— begin —

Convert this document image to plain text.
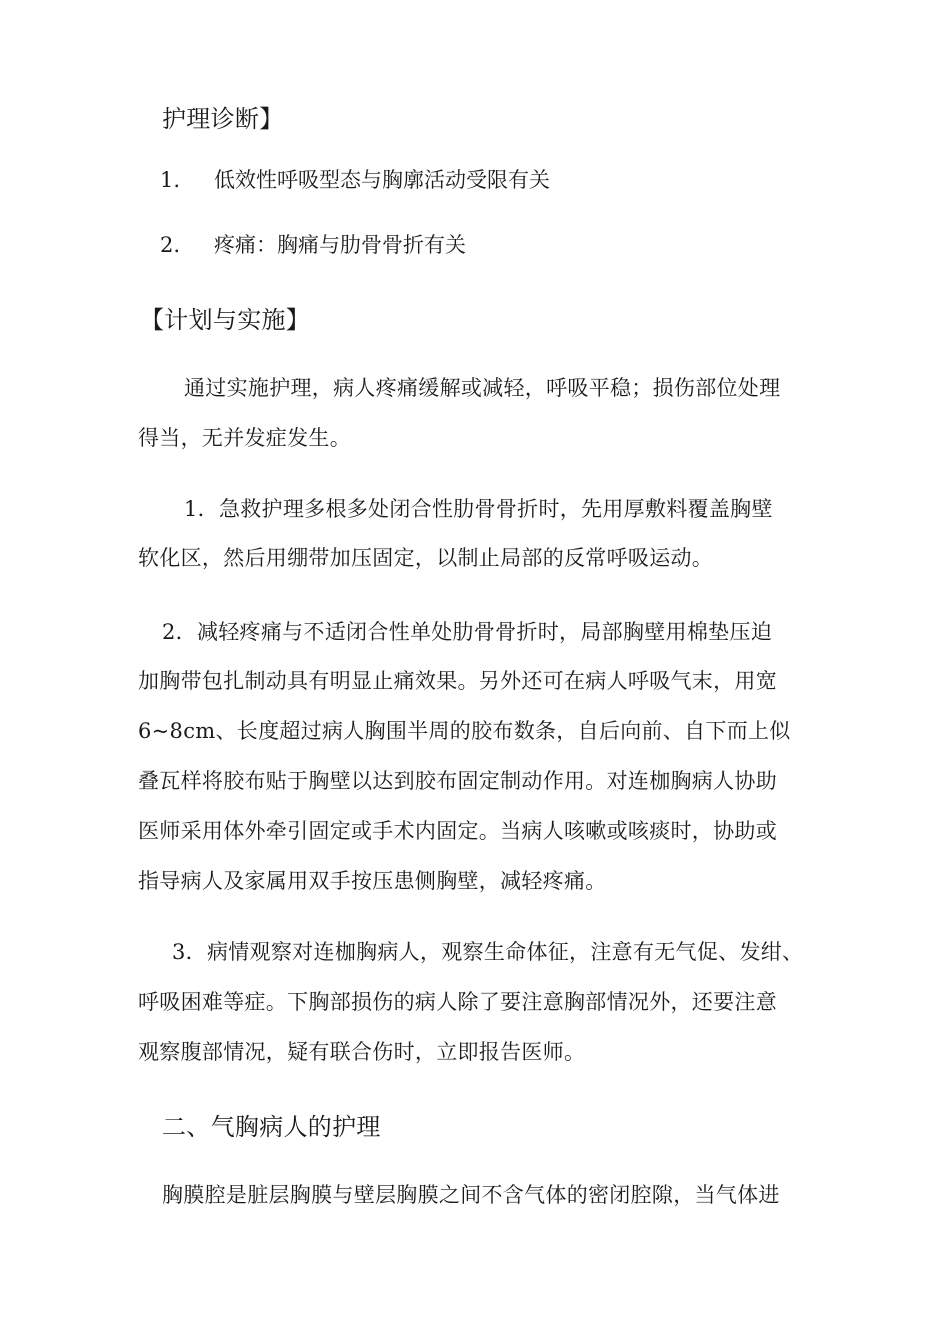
护理诊断】
1. 低效性呼吸型态与胸廓活动受限有关
2. 疼痛：胸痛与肋骨骨折有关
【计划与实施】
通过实施护理，病人疼痛缓解或减轻，呼吸平稳；损伤部位处理
得当，无并发症发生。
1．急救护理多根多处闭合性肋骨骨折时，先用厚敷料覆盖胸壁
软化区，然后用绷带加压固定，以制止局部的反常呼吸运动。
2．减轻疼痛与不适闭合性单处肋骨骨折时，局部胸壁用棉垫压迫
加胸带包扎制动具有明显止痛效果。另外还可在病人呼吸气末，用宽
6~8cm、长度超过病人胸围半周的胶布数条，自后向前、自下而上似
叠瓦样将胶布贴于胸壁以达到胶布固定制动作用。对连枷胸病人协助
医师采用体外牵引固定或手术内固定。当病人咳嗽或咳痰时，协助或
指导病人及家属用双手按压患侧胸壁，减轻疼痛。
3．病情观察对连枷胸病人，观察生命体征，注意有无气促、发绀、
呼吸困难等症。下胸部损伤的病人除了要注意胸部情况外，还要注意
观察腹部情况，疑有联合伤时，立即报告医师。
二、气胸病人的护理
胸膜腔是脏层胸膜与壁层胸膜之间不含气体的密闭腔隙，当气体进
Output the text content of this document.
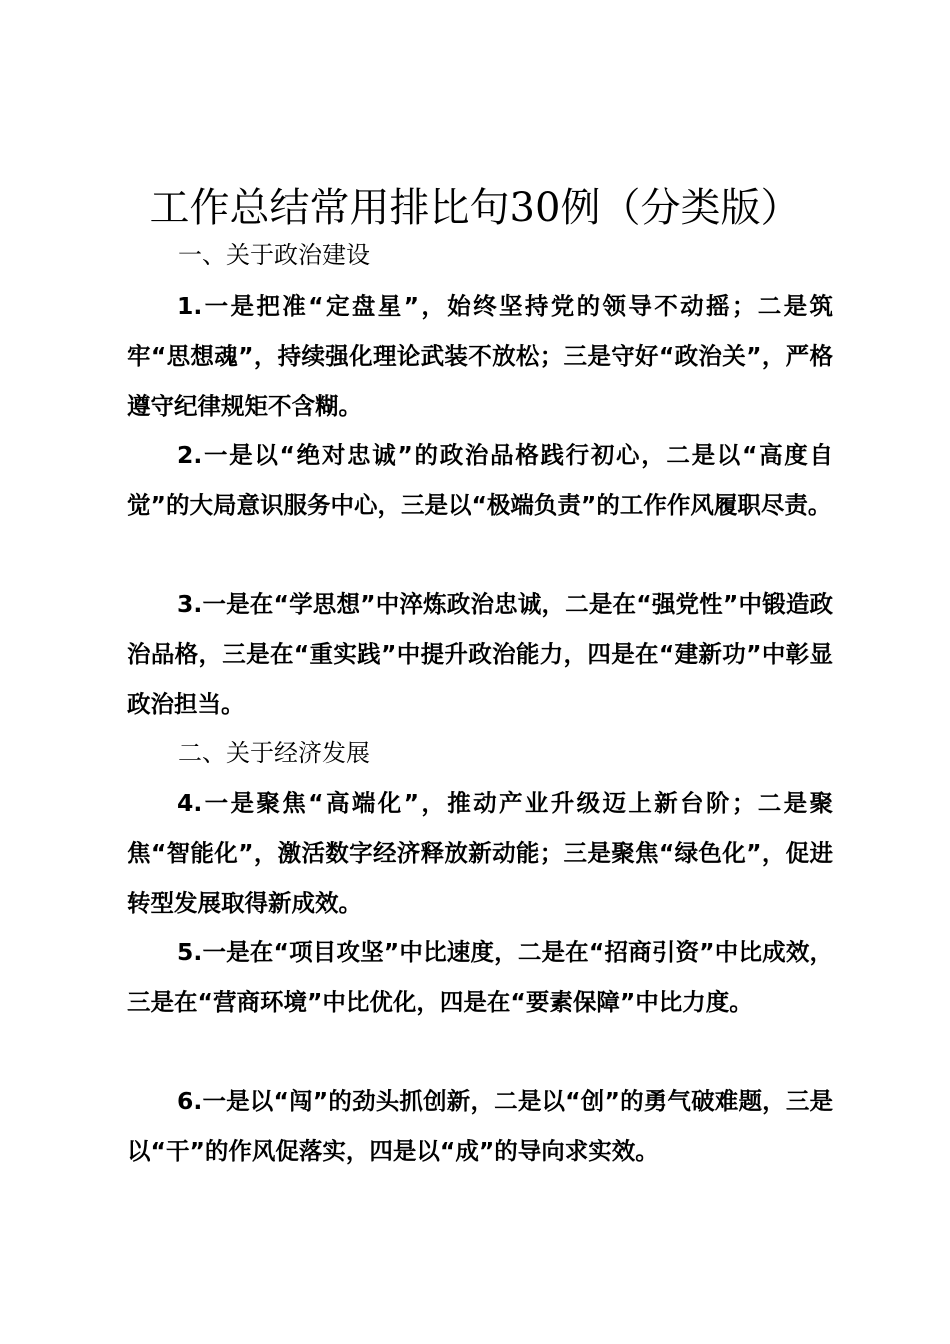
工作总结常用排比句30例（分类版）
一、关于政治建设

1.一是把准“定盘星”，始终坚持党的领导不动摇；二是筑牢“思想魂”，持续强化理论武装不放松；三是守好“政治关”，严格遵守纪律规矩不含糊。

2.一是以“绝对忠诚”的政治品格践行初心，二是以“高度自觉”的大局意识服务中心，三是以“极端负责”的工作作风履职尽责。

3.一是在“学思想”中淬炼政治忠诚，二是在“强党性”中锻造政治品格，三是在“重实践”中提升政治能力，四是在“建新功”中彰显政治担当。

二、关于经济发展

4.一是聚焦“高端化”，推动产业升级迈上新台阶；二是聚焦“智能化”，激活数字经济释放新动能；三是聚焦“绿色化”，促进转型发展取得新成效。

5.一是在“项目攻坚”中比速度，二是在“招商引资”中比成效，三是在“营商环境”中比优化，四是在“要素保障”中比力度。

6.一是以“闯”的劲头抓创新，二是以“创”的勇气破难题，三是以“干”的作风促落实，四是以“成”的导向求实效。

— end —

### Goal
Transcribe every record above exactly as written, leaving out any pictures.

### Full solution
Convert this document image to plain text.
护理诊断】
1. 低效性呼吸型态与胸廓活动受限有关
2. 疼痛：胸痛与肋骨骨折有关
【计划与实施】
通过实施护理，病人疼痛缓解或减轻，呼吸平稳；损伤部位处理
得当，无并发症发生。
1．急救护理多根多处闭合性肋骨骨折时，先用厚敷料覆盖胸壁
软化区，然后用绷带加压固定，以制止局部的反常呼吸运动。
2．减轻疼痛与不适闭合性单处肋骨骨折时，局部胸壁用棉垫压迫
加胸带包扎制动具有明显止痛效果。另外还可在病人呼吸气末，用宽
6~8cm、长度超过病人胸围半周的胶布数条，自后向前、自下而上似
叠瓦样将胶布贴于胸壁以达到胶布固定制动作用。对连枷胸病人协助
医师采用体外牵引固定或手术内固定。当病人咳嗽或咳痰时，协助或
指导病人及家属用双手按压患侧胸壁，减轻疼痛。
3．病情观察对连枷胸病人，观察生命体征，注意有无气促、发绀、
呼吸困难等症。下胸部损伤的病人除了要注意胸部情况外，还要注意
观察腹部情况，疑有联合伤时，立即报告医师。
二、气胸病人的护理
胸膜腔是脏层胸膜与壁层胸膜之间不含气体的密闭腔隙，当气体进
Output the text content of this document.
工作总结常用排比句30例（分类版）
一、关于政治建设

1.一是把准“定盘星”，始终坚持党的领导不动摇；二是筑牢“思想魂”，持续强化理论武装不放松；三是守好“政治关”，严格遵守纪律规矩不含糊。

2.一是以“绝对忠诚”的政治品格践行初心，二是以“高度自觉”的大局意识服务中心，三是以“极端负责”的工作作风履职尽责。

3.一是在“学思想”中淬炼政治忠诚，二是在“强党性”中锻造政治品格，三是在“重实践”中提升政治能力，四是在“建新功”中彰显政治担当。

二、关于经济发展

4.一是聚焦“高端化”，推动产业升级迈上新台阶；二是聚焦“智能化”，激活数字经济释放新动能；三是聚焦“绿色化”，促进转型发展取得新成效。

5.一是在“项目攻坚”中比速度，二是在“招商引资”中比成效，三是在“营商环境”中比优化，四是在“要素保障”中比力度。

6.一是以“闯”的劲头抓创新，二是以“创”的勇气破难题，三是以“干”的作风促落实，四是以“成”的导向求实效。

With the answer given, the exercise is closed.